Work instruction: Skip every line before the one containing "Give me the JSON representation of this screenshot's", then copy that line and the rest of the entries below exactly, through the last line.

Data section:
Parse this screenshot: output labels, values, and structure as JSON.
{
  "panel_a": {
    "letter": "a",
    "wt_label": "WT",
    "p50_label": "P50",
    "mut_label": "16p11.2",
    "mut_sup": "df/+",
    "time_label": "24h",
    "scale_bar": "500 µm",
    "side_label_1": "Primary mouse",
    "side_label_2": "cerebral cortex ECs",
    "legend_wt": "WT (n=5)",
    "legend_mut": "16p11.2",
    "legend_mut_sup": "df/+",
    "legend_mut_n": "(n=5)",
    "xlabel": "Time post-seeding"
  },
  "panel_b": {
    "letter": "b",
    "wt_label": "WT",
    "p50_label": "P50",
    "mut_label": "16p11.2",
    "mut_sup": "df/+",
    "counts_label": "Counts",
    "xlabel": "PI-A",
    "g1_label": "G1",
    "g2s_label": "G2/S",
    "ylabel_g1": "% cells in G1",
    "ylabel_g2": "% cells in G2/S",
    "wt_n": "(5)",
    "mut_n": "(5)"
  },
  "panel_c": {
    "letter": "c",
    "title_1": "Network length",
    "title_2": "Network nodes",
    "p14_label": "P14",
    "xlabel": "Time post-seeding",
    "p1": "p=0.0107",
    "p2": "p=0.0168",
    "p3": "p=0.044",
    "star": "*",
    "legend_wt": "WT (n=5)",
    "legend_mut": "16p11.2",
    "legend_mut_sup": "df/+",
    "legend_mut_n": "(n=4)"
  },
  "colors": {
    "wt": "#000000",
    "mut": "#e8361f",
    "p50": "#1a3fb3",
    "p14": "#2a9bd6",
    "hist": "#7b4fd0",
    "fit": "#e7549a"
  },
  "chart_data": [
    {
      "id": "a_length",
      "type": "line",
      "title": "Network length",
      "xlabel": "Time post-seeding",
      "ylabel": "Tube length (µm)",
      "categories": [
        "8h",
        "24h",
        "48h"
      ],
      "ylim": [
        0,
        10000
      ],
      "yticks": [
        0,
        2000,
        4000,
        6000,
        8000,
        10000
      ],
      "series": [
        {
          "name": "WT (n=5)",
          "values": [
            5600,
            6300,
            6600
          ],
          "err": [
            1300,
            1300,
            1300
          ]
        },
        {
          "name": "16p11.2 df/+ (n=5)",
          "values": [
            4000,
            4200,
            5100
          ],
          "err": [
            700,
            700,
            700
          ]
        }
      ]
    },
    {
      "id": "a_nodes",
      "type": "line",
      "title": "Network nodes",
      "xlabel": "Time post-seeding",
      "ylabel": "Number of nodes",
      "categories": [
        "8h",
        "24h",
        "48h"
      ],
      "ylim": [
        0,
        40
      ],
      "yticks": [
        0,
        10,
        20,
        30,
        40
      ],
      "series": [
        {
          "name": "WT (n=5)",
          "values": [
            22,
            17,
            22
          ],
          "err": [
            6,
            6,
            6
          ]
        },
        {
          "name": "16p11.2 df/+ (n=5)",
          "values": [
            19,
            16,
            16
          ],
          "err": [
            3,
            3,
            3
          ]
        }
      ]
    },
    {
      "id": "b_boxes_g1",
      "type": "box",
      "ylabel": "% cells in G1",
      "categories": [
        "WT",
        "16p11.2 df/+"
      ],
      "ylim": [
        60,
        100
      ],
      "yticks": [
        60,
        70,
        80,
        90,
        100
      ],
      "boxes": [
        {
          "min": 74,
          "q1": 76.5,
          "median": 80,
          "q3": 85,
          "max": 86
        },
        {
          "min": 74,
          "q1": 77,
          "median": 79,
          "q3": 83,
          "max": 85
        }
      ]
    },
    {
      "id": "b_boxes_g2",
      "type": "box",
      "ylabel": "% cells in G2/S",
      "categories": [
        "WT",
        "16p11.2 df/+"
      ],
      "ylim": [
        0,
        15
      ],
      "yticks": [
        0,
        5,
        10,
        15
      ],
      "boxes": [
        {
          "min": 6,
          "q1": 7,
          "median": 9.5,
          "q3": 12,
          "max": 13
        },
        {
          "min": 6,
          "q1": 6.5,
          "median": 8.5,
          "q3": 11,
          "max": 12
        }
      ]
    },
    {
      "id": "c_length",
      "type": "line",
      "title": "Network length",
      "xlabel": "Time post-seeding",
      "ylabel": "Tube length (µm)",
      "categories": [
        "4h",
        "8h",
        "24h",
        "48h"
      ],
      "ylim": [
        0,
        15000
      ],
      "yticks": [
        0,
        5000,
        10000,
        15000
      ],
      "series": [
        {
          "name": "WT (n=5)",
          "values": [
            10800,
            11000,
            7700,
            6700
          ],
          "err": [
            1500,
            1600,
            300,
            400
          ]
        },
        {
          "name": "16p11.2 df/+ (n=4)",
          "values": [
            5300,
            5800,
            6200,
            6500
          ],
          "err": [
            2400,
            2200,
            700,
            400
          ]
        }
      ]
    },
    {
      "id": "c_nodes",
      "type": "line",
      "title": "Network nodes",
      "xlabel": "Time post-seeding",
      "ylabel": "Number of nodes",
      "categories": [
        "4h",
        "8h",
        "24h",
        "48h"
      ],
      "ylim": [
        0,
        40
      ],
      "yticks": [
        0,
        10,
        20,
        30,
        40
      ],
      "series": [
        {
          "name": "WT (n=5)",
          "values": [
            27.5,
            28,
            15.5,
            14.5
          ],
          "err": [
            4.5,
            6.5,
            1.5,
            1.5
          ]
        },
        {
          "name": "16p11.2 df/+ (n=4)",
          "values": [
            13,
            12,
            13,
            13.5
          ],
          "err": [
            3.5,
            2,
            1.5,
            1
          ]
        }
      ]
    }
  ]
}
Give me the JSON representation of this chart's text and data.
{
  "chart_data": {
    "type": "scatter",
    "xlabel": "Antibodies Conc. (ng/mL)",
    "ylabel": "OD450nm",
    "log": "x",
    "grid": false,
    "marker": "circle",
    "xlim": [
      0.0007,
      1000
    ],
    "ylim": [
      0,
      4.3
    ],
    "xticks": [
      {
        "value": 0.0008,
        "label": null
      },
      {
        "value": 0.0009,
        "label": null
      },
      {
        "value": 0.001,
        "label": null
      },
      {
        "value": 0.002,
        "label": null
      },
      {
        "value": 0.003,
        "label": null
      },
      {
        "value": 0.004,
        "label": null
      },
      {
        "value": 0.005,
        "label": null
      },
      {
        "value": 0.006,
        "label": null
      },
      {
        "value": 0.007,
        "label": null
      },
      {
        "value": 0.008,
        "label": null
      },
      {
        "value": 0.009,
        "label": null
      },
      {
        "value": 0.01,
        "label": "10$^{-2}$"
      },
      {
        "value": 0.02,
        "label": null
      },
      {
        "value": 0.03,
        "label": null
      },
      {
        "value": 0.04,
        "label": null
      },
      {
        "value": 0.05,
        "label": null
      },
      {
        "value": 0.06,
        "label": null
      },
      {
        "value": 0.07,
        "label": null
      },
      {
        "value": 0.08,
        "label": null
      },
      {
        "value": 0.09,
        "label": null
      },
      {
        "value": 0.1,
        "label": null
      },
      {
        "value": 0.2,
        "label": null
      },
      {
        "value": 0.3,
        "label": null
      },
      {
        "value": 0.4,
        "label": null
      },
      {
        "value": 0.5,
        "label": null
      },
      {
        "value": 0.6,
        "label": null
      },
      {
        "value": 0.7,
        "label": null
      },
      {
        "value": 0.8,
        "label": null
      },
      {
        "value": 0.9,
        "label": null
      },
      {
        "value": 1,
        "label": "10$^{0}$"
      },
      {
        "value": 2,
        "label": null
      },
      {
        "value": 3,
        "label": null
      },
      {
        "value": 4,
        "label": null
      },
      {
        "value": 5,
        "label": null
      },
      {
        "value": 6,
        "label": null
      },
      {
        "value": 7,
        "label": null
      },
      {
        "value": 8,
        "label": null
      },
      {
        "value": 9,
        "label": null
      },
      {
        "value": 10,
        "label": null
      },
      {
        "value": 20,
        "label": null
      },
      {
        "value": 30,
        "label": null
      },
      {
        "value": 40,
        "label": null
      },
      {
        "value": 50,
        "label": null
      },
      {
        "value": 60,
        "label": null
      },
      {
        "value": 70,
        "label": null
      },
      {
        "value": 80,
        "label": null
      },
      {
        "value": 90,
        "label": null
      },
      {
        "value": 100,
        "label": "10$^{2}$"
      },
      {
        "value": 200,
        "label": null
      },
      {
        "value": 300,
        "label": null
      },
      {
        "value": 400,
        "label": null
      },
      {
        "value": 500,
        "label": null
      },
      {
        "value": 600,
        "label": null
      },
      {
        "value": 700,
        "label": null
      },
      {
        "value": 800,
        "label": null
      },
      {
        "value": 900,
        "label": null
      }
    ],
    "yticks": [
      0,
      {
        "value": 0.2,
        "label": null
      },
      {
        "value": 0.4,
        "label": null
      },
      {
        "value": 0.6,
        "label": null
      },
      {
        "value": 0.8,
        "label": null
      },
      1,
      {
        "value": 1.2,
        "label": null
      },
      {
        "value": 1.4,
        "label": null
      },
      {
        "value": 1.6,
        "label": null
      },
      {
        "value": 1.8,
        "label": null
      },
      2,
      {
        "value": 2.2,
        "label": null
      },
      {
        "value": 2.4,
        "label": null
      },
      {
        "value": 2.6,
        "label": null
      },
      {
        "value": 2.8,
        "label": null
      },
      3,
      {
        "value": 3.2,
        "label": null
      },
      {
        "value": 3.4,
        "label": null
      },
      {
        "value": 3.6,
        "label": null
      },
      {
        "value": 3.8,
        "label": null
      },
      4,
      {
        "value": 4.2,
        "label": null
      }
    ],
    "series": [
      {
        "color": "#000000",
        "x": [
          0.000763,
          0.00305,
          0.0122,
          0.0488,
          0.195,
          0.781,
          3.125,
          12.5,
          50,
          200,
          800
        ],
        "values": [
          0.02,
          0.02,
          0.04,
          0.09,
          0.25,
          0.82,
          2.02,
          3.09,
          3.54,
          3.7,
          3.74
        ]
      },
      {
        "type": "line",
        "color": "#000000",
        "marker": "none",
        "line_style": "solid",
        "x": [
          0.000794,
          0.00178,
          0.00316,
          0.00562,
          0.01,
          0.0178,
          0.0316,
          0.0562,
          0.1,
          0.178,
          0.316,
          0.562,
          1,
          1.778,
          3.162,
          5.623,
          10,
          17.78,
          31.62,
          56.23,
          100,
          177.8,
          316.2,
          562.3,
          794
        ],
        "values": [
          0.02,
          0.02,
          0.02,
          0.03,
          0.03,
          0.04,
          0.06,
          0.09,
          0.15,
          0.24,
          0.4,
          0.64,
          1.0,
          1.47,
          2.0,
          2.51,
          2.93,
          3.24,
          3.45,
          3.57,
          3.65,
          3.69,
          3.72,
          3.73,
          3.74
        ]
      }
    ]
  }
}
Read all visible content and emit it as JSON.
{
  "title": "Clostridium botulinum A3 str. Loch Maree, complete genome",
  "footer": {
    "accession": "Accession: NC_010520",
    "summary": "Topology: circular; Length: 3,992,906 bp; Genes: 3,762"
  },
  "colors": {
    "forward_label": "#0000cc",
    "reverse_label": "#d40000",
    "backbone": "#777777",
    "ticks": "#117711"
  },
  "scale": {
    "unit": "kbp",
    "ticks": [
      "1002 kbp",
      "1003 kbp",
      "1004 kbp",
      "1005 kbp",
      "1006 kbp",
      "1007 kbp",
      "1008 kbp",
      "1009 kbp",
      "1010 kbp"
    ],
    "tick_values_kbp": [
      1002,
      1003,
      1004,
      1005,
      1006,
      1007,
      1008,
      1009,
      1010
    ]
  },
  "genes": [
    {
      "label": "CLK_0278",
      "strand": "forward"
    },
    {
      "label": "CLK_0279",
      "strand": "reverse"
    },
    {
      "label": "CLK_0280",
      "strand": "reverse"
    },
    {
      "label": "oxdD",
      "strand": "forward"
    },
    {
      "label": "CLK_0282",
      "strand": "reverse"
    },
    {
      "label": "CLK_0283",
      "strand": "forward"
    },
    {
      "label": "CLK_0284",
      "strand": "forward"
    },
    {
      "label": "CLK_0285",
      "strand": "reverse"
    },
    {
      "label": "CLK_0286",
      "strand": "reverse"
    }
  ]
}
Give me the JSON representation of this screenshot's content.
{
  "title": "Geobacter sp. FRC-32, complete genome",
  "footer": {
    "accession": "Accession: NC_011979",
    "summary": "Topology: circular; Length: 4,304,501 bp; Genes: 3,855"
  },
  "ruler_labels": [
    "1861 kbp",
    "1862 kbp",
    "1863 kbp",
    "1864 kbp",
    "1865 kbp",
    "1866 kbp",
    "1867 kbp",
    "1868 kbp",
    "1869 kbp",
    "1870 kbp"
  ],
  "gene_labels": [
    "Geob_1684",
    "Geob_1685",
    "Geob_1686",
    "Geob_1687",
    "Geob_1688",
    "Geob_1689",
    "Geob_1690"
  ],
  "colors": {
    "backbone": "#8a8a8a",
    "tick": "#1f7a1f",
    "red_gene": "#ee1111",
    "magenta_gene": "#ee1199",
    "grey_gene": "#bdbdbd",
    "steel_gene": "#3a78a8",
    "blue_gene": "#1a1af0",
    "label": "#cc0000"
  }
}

Solution:
Give me the JSON representation of this screenshot's content.
{
  "title": "Geobacter sp. FRC-32, complete genome",
  "footer": {
    "accession": "Accession: NC_011979",
    "summary": "Topology: circular; Length: 4,304,501 bp; Genes: 3,855"
  },
  "ruler_labels": [
    "1861 kbp",
    "1862 kbp",
    "1863 kbp",
    "1864 kbp",
    "1865 kbp",
    "1866 kbp",
    "1867 kbp",
    "1868 kbp",
    "1869 kbp",
    "1870 kbp"
  ],
  "gene_labels": [
    "Geob_1684",
    "Geob_1685",
    "Geob_1686",
    "Geob_1687",
    "Geob_1688",
    "Geob_1689",
    "Geob_1690"
  ],
  "colors": {
    "backbone": "#8a8a8a",
    "tick": "#1f7a1f",
    "red_gene": "#ee1111",
    "magenta_gene": "#ee1199",
    "grey_gene": "#bdbdbd",
    "steel_gene": "#3a78a8",
    "blue_gene": "#1a1af0",
    "label": "#cc0000"
  }
}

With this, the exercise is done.